● Written problem
Copy each line of the listing below exactly.

● Records for this exercise
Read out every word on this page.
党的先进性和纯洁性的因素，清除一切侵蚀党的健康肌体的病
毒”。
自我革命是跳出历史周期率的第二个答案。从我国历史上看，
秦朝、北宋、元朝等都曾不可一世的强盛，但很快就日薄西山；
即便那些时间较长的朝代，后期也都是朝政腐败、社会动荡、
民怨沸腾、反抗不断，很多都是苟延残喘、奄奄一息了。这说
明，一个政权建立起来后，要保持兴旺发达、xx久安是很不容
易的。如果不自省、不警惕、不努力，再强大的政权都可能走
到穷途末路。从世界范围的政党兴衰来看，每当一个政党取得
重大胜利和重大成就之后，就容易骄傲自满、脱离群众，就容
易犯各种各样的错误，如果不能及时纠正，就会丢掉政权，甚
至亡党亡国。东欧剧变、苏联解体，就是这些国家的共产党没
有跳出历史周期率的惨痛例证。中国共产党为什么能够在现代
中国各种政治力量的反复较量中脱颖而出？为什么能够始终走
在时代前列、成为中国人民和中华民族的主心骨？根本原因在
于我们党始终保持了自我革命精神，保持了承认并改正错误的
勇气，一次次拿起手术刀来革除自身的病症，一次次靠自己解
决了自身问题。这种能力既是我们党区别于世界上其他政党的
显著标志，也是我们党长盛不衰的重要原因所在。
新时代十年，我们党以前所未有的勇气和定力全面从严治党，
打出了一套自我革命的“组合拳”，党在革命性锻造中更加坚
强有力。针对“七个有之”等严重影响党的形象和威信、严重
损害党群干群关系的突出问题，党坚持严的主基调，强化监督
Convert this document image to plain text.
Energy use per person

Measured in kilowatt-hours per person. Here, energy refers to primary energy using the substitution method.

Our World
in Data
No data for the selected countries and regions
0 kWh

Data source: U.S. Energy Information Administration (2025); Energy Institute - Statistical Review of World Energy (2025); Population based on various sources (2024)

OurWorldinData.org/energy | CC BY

● Solution to the exercise
Read out every word on this page.
党的先进性和纯洁性的因素，清除一切侵蚀党的健康肌体的病
毒”。
自我革命是跳出历史周期率的第二个答案。从我国历史上看，
秦朝、北宋、元朝等都曾不可一世的强盛，但很快就日薄西山；
即便那些时间较长的朝代，后期也都是朝政腐败、社会动荡、
民怨沸腾、反抗不断，很多都是苟延残喘、奄奄一息了。这说
明，一个政权建立起来后，要保持兴旺发达、xx久安是很不容
易的。如果不自省、不警惕、不努力，再强大的政权都可能走
到穷途末路。从世界范围的政党兴衰来看，每当一个政党取得
重大胜利和重大成就之后，就容易骄傲自满、脱离群众，就容
易犯各种各样的错误，如果不能及时纠正，就会丢掉政权，甚
至亡党亡国。东欧剧变、苏联解体，就是这些国家的共产党没
有跳出历史周期率的惨痛例证。中国共产党为什么能够在现代
中国各种政治力量的反复较量中脱颖而出？为什么能够始终走
在时代前列、成为中国人民和中华民族的主心骨？根本原因在
于我们党始终保持了自我革命精神，保持了承认并改正错误的
勇气，一次次拿起手术刀来革除自身的病症，一次次靠自己解
决了自身问题。这种能力既是我们党区别于世界上其他政党的
显著标志，也是我们党长盛不衰的重要原因所在。
新时代十年，我们党以前所未有的勇气和定力全面从严治党，
打出了一套自我革命的“组合拳”，党在革命性锻造中更加坚
强有力。针对“七个有之”等严重影响党的形象和威信、严重
损害党群干群关系的突出问题，党坚持严的主基调，强化监督
Convert this document image to plain text.
Energy use per person

Measured in kilowatt-hours per person. Here, energy refers to primary energy using the substitution method.

Our World
in Data
No data for the selected countries and regions
0 kWh

Data source: U.S. Energy Information Administration (2025); Energy Institute - Statistical Review of World Energy (2025); Population based on various sources (2024)

OurWorldinData.org/energy | CC BY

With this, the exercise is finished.